# Task to carry out
Return a copy of each line that holds the string "title".

# Dataset records
-------

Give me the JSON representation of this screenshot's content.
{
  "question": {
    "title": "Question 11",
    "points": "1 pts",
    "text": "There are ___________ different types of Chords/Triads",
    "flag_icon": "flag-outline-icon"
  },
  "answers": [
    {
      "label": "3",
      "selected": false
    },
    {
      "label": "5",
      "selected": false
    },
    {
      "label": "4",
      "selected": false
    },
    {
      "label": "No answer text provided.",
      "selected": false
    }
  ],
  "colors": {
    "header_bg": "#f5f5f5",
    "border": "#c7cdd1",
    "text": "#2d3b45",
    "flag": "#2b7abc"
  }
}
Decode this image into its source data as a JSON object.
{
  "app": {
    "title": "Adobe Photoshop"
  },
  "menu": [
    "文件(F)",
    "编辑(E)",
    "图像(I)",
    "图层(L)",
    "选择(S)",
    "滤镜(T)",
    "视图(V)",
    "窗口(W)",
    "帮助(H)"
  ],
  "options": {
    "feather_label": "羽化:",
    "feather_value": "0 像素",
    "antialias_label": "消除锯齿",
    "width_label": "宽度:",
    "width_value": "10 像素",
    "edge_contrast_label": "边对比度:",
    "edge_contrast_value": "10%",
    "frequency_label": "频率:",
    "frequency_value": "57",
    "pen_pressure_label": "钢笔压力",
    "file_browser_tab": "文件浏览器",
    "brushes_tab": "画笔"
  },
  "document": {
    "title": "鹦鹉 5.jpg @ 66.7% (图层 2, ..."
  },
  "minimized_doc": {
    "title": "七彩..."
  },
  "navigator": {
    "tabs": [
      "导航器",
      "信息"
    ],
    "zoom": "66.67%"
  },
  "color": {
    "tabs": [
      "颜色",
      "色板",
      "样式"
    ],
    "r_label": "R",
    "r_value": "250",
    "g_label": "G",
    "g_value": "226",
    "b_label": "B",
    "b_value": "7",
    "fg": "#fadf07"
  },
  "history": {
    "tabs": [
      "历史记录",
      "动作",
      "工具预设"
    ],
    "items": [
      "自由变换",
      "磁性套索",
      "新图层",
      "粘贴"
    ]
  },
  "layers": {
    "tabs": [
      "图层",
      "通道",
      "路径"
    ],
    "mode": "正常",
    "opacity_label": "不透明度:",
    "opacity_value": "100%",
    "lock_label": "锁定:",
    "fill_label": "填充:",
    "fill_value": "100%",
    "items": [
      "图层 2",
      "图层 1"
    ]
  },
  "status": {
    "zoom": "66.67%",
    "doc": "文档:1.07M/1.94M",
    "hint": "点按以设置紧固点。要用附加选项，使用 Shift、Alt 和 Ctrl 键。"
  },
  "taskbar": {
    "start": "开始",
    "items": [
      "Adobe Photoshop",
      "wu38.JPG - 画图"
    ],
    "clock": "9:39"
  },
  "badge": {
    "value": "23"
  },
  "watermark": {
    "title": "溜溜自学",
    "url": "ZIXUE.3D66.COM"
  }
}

-------

# Response to this exercise
    "title": "Question 11",
    "title": "Adobe Photoshop"
    "title": "鹦鹉 5.jpg @ 66.7% (图层 2, ..."
    "title": "七彩..."
    "title": "溜溜自学",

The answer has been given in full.